RECORDS TO USE section start

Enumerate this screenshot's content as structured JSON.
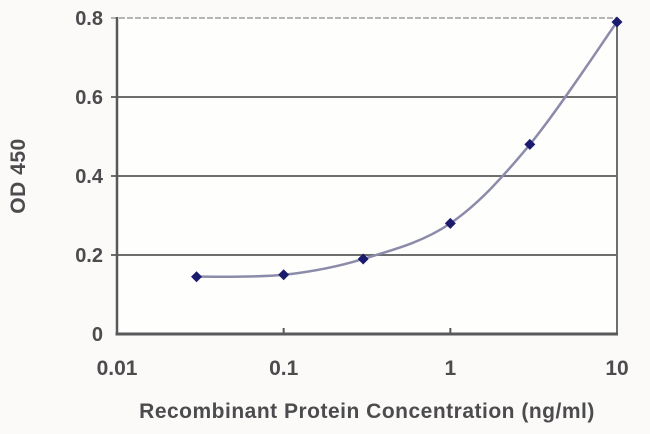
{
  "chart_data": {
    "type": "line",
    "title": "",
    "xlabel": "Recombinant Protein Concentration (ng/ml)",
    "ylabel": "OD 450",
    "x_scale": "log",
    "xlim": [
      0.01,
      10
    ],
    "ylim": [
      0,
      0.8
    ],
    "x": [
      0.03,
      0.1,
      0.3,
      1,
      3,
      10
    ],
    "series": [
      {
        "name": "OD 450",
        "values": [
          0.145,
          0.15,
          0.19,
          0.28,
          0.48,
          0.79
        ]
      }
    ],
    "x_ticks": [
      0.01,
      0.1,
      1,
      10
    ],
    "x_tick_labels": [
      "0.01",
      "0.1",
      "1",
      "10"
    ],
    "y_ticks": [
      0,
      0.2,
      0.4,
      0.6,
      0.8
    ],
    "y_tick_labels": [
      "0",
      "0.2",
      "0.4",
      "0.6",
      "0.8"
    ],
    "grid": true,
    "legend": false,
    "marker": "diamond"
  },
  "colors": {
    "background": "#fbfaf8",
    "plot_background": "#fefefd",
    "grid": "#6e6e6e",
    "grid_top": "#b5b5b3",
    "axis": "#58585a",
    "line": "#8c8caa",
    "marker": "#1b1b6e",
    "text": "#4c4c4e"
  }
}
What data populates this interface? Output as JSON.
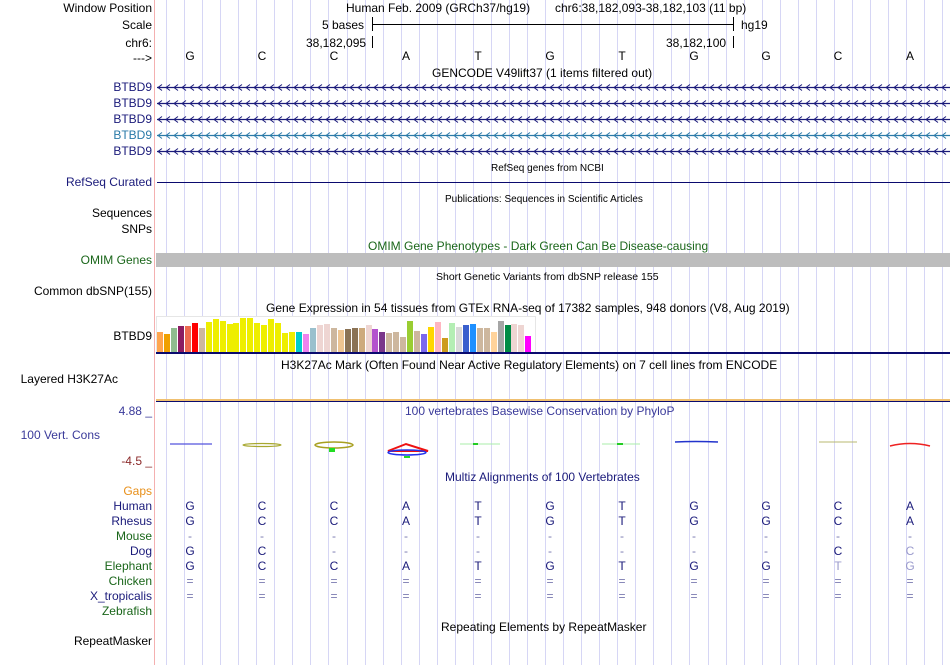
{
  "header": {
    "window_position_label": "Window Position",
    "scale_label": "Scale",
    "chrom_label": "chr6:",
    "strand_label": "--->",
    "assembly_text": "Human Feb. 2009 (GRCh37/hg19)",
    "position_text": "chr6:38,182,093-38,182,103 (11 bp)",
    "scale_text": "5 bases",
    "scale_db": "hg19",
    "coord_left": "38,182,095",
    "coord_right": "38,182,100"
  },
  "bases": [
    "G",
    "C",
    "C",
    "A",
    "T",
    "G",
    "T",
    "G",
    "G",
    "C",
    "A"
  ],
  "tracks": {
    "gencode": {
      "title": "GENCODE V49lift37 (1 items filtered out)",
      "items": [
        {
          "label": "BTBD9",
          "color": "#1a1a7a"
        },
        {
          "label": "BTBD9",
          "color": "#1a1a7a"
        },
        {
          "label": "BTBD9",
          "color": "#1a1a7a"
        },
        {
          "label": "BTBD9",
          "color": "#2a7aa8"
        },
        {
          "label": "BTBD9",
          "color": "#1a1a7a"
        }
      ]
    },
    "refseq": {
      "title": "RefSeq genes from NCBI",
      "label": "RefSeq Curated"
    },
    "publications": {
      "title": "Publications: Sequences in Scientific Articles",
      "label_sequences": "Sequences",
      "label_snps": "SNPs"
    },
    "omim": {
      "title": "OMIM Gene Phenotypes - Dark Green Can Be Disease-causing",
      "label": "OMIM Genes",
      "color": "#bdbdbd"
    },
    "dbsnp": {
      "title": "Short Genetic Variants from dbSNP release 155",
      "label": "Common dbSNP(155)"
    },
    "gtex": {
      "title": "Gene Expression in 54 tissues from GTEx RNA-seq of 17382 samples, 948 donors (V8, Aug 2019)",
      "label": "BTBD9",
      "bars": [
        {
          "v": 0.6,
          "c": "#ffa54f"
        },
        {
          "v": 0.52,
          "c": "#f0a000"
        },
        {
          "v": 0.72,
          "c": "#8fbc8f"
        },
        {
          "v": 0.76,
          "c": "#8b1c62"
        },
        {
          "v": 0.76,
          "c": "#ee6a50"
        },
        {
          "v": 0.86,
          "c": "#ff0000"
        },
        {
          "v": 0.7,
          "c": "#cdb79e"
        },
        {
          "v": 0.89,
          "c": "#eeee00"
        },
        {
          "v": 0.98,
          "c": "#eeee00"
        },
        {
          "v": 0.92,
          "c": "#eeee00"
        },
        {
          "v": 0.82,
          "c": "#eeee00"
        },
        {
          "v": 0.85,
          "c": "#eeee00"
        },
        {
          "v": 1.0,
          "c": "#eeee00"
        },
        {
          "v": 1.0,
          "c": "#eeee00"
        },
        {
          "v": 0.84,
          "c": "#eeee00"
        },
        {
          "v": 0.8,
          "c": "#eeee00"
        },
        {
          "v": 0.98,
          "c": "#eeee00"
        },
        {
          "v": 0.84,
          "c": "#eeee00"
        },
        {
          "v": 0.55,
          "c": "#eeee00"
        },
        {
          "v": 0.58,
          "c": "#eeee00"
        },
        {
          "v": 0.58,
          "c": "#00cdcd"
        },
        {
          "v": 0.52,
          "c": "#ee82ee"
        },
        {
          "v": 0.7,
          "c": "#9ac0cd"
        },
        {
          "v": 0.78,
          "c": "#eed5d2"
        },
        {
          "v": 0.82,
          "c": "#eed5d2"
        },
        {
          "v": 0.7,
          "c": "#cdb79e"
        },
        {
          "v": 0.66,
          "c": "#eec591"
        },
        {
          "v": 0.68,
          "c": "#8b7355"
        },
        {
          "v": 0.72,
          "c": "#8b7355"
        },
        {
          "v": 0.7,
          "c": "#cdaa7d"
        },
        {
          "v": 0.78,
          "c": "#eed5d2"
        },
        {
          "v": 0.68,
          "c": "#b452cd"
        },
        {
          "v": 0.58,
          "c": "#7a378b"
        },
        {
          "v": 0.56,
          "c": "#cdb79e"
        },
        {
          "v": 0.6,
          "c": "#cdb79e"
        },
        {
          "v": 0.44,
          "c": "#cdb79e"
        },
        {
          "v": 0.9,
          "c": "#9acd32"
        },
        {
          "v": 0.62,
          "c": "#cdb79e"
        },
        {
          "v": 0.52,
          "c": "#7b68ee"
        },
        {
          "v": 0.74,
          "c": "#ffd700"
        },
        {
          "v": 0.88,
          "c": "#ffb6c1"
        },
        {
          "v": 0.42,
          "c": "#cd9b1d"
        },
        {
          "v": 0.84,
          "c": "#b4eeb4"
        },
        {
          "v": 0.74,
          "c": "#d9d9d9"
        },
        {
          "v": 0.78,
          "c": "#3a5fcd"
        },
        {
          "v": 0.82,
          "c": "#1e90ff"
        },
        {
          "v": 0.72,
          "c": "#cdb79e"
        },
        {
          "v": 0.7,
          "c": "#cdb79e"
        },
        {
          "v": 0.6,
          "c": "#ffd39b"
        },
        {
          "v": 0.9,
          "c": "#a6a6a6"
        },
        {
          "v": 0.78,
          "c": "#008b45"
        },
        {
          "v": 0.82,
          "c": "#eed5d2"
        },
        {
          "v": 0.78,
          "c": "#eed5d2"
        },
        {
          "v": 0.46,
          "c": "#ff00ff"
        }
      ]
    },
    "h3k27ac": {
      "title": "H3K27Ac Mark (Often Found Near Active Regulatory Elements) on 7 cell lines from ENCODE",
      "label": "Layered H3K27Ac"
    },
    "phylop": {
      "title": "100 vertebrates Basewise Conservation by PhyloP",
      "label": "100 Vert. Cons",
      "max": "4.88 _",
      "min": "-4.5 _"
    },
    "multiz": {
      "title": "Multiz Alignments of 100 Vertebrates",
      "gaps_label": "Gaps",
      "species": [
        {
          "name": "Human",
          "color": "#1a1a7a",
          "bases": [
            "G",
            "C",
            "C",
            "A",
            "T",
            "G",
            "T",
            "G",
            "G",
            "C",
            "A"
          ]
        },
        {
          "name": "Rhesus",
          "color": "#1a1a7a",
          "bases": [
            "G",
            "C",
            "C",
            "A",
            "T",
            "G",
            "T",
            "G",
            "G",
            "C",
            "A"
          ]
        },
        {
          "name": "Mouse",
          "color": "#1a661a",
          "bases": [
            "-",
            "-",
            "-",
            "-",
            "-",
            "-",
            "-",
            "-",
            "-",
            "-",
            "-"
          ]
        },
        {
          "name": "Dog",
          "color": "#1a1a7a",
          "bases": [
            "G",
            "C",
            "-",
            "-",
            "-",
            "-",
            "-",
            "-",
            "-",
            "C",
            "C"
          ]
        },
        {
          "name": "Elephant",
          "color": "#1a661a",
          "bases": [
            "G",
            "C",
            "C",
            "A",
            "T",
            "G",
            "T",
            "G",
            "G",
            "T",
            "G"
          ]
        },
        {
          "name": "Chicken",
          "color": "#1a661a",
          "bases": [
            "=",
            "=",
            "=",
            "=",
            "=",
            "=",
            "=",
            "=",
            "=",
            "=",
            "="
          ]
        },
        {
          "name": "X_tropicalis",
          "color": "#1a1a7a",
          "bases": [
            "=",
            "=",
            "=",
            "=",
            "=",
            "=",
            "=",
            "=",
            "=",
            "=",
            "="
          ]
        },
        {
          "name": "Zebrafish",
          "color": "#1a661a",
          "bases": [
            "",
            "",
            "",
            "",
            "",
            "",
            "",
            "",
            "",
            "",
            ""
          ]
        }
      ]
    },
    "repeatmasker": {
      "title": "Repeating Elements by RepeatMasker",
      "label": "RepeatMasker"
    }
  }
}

RECORDS TO USE section end
RECORDS TO USE section start

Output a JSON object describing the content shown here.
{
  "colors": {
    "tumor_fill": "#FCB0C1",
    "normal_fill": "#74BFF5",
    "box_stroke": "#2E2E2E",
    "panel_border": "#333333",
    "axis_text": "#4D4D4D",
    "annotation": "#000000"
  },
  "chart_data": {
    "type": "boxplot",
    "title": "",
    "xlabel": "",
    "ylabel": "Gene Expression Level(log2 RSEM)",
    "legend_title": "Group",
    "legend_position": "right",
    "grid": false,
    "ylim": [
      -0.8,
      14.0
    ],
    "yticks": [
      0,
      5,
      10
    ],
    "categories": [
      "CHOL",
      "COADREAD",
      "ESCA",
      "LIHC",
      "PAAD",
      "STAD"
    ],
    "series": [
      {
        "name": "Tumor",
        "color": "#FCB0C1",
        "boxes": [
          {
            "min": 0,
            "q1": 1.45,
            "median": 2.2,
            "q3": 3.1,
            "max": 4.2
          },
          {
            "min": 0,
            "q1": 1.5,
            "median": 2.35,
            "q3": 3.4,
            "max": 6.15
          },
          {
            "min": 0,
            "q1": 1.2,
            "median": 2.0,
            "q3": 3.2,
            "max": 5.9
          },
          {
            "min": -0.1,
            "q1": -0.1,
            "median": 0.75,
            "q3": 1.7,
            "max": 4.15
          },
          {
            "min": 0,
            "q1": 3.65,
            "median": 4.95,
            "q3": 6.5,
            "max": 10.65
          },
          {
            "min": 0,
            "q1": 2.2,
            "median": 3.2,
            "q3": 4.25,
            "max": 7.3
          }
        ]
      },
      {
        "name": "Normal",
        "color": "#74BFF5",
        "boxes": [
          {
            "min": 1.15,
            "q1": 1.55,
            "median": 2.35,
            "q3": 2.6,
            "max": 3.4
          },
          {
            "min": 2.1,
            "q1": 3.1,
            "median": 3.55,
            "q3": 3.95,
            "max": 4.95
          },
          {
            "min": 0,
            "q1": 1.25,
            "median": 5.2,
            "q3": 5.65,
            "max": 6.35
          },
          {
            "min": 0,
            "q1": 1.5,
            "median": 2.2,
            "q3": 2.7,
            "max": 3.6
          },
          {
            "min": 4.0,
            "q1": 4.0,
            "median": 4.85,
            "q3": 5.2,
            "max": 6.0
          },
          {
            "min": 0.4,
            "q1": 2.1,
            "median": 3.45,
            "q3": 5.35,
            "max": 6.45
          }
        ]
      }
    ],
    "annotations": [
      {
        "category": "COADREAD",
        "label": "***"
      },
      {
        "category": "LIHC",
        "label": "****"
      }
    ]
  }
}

RECORDS TO USE section end

[WHAT YOU WILL DO] Show each line of the material that includes the word "from".

[OUTPUT OF THE TASK]
      "title": "RefSeq genes from NCBI",
      "title": "Short Genetic Variants from dbSNP release 155",
      "title": "Gene Expression in 54 tissues from GTEx RNA-seq of 17382 samples, 948 donors (V8, Aug 2019)",
      "title": "H3K27Ac Mark (Often Found Near Active Regulatory Elements) on 7 cell lines from ENCODE",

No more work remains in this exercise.